Direction 1: Output the passage of the lathe alignment thread from "I would definitely" up to and including "to for improvement.", copied word for word.

Source document:

================

Steve that seems like a fair amount of play in the rails. In my opinion you want it to align perfectly, although we all know perfect is subjective... .1 for Gov't work but .001 - .0001 for any real precision. After thinking about it for a while, I plan to have a friend cut me a #2 mt taper and bore it as to take a generic laser pointer. I figure with this I can use it like a bore sighter and determine if I have any variation in my rails as the tail stock is moved back, that is as long as it is able to be centered and repeatable...


----------



## Gary Beasley (Jan 16, 2011)

sseamen said:


> sseamen said:
> 
> 
> > Gary Beasley said:
> ...


 
I would definitely hold the tailstock to the front rail as a matter of practice when locking down. Is the vertical alighnment good too? You might want to slide the tailstock off the rails and see if theres any adjustment built in you can tweak or if theres anything you can do some simple mods to for improvement.


----------



## SGM Retired (Jan 16, 2011)

Steve,  I have the same issue with mine but I live with it..  Gary


----------



## Grizzlyss (Jan 17, 2011)

*Alignment problem.*

I had an alignment problem with my General Midi lathe when I got it. Whne you looked from the front, the head and the tail stock ligned up great, but when I looked from the top down it was ou of alignment. I just loosened the head stock screws and filed a little bit off of the front right corner where it fits into the slot, and thend lined it all up and then slowly tightened it all down so it wouldn't move and problem was solved.
I found this just the other day at (www.jlrodgers.com) under Lathe tune-up or Lathe alignment. If you PM me I'll send you a copy of it as I do not know how to attache it to this reply. 
Good Luck and I hope you find success.

Sheldon


----------



## KenV (Jan 17, 2011)

Turning between centers is an option too --- that allows for a lot of missed match of alignment of tail stock and head stock.

Where you are at --   Smaller is better than bigger in missed alignment.  

(P.S)  Spin the headstock to make sure the match point is indeed centered - Have seen a few that were not manufactured to have the center point dead centered (made a circle).


----------



## sseamen (Jan 17, 2011)

All good posts. 

Mac, I just ordered a mandrel saver from PSI, so I don't need to worry about the cone.

Curtis, the bore sight laser idea sounds cool That would certainly ensure the tailstock was aligned with the headstock no matter how close to, or far from, the headstock it sits. Definietly something you'd want to use each time you mount a piece if it's something that really needs to be aligned. I wonder if you could mount a laser pointer behind a mandrel saver and get it accurately centered to shine thru the hole?

================

Raw data:
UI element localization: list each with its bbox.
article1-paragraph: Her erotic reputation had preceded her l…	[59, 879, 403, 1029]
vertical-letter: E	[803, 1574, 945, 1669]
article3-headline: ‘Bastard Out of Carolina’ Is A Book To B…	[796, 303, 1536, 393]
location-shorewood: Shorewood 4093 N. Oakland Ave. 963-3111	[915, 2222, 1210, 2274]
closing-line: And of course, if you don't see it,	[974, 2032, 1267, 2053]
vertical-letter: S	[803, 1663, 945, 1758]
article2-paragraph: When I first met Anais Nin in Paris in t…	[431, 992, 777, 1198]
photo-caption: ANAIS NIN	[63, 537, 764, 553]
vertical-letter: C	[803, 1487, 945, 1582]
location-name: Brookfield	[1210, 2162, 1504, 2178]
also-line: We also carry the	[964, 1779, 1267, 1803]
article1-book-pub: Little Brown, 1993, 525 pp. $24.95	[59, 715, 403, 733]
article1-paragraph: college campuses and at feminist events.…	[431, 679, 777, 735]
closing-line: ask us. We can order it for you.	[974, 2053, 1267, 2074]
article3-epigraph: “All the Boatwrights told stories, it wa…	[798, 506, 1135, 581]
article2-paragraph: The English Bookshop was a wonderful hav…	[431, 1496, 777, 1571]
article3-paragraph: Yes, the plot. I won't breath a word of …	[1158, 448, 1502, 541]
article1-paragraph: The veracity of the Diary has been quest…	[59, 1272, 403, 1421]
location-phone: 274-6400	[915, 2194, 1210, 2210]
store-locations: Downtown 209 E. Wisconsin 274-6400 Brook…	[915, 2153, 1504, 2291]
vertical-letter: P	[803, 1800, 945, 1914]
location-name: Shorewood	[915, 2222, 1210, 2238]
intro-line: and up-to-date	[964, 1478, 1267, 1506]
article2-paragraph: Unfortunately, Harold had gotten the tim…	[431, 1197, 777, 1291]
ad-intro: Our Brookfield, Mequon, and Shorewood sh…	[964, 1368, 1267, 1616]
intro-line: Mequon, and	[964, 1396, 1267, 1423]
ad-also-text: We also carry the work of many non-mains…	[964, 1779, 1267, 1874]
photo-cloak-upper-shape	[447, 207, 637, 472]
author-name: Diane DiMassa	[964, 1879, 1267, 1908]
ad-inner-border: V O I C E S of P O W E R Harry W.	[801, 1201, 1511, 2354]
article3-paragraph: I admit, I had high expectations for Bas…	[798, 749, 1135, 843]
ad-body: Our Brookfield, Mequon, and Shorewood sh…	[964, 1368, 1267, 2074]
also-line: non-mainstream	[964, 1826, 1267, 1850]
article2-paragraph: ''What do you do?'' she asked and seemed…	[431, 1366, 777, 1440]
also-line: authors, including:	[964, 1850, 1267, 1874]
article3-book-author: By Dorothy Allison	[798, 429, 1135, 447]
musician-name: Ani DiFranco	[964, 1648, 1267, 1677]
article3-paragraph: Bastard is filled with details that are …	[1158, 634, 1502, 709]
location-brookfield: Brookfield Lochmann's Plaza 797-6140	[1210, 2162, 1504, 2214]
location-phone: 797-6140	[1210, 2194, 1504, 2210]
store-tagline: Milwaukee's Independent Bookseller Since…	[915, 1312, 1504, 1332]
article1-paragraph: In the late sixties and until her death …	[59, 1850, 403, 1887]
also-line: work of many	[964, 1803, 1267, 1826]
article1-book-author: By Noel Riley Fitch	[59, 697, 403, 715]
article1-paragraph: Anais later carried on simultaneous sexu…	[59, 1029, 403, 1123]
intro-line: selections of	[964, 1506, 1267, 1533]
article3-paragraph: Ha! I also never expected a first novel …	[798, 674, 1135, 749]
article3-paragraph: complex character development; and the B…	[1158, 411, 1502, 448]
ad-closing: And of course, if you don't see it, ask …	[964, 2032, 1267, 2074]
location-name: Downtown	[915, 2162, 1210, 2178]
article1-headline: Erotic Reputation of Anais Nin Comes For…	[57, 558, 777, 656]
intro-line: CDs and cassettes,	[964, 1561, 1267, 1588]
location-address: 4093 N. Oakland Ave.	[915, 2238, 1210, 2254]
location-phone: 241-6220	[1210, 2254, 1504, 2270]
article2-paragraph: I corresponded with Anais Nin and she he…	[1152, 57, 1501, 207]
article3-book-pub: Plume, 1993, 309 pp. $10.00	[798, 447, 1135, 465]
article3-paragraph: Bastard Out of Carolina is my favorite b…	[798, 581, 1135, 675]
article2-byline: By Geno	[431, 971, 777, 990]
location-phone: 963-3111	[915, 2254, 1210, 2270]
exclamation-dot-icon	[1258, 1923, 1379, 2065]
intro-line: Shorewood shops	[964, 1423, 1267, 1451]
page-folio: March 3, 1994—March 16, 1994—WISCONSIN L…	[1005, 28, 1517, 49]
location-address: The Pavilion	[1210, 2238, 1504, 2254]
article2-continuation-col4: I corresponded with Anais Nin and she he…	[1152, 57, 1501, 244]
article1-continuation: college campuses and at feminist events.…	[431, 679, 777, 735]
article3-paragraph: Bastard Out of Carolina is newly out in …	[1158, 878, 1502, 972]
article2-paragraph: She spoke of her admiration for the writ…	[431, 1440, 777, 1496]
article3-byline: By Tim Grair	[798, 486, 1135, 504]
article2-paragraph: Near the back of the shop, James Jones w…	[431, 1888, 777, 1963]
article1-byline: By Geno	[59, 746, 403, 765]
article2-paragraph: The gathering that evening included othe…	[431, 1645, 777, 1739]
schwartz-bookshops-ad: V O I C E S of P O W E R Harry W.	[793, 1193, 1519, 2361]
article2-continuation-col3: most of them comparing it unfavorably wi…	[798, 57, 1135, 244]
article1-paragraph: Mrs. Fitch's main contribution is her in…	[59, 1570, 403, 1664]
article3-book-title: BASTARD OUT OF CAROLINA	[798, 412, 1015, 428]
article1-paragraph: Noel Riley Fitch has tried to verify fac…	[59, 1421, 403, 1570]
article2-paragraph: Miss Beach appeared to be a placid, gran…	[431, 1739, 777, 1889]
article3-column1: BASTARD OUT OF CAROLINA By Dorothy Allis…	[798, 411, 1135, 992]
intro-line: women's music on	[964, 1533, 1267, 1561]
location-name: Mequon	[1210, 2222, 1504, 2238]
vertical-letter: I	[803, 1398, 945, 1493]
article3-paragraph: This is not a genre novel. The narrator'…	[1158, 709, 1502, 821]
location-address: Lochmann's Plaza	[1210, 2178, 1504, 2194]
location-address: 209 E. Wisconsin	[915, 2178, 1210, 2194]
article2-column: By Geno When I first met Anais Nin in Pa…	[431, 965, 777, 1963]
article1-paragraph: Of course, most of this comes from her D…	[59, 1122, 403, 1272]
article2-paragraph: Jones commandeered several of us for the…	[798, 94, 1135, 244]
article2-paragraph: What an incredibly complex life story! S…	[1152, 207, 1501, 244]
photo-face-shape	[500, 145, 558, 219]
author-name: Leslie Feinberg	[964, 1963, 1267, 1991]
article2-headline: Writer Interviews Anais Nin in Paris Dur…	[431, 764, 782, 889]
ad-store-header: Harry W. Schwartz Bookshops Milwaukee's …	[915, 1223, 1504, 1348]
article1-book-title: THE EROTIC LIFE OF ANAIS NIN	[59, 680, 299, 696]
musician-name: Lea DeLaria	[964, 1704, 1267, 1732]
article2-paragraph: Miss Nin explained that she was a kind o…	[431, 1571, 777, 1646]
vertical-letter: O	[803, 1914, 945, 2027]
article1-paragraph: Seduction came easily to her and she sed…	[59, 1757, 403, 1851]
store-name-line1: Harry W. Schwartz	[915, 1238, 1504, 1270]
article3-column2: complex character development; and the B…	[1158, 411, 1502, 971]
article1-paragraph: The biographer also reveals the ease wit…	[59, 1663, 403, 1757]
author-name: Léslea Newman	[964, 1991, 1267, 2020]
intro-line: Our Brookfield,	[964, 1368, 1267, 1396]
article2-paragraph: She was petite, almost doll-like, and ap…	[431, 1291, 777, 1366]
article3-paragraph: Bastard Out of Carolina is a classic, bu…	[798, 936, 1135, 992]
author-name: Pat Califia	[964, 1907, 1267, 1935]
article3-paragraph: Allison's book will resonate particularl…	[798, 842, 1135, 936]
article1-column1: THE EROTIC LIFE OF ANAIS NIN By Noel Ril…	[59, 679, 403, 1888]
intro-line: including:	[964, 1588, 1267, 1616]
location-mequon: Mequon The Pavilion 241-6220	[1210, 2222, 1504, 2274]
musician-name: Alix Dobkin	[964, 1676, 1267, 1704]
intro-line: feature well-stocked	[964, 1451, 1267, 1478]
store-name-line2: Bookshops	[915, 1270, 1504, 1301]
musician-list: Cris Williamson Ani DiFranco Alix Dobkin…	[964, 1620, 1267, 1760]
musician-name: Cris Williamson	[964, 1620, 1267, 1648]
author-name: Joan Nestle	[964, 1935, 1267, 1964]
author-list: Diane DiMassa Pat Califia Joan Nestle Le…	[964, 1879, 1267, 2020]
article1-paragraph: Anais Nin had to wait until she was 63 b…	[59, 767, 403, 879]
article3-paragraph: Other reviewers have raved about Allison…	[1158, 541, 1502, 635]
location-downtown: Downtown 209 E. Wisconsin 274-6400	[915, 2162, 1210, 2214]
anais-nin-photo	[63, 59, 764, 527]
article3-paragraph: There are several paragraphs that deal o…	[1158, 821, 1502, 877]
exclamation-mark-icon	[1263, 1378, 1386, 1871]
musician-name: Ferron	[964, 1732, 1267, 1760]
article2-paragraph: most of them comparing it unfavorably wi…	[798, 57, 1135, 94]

================

Direction 2: Edit the entries from the start up to and including the line with "537, 764, 553]" by replacing "vertical-letter" with "side-letter" and leaving everything else unchanged, then return only those lines.

Task output 1:
I would definitely hold the tailstock to the front rail as a matter of practice when locking down. Is the vertical alighnment good too? You might want to slide the tailstock off the rails and see if theres any adjustment built in you can tweak or if theres anything you can do some simple mods to for improvement.

Task output 2:
UI element localization: list each with its bbox.
article1-paragraph: Her erotic reputation had preceded her l…	[59, 879, 403, 1029]
side-letter: E	[803, 1574, 945, 1669]
article3-headline: ‘Bastard Out of Carolina’ Is A Book To B…	[796, 303, 1536, 393]
location-shorewood: Shorewood 4093 N. Oakland Ave. 963-3111	[915, 2222, 1210, 2274]
closing-line: And of course, if you don't see it,	[974, 2032, 1267, 2053]
side-letter: S	[803, 1663, 945, 1758]
article2-paragraph: When I first met Anais Nin in Paris in t…	[431, 992, 777, 1198]
photo-caption: ANAIS NIN	[63, 537, 764, 553]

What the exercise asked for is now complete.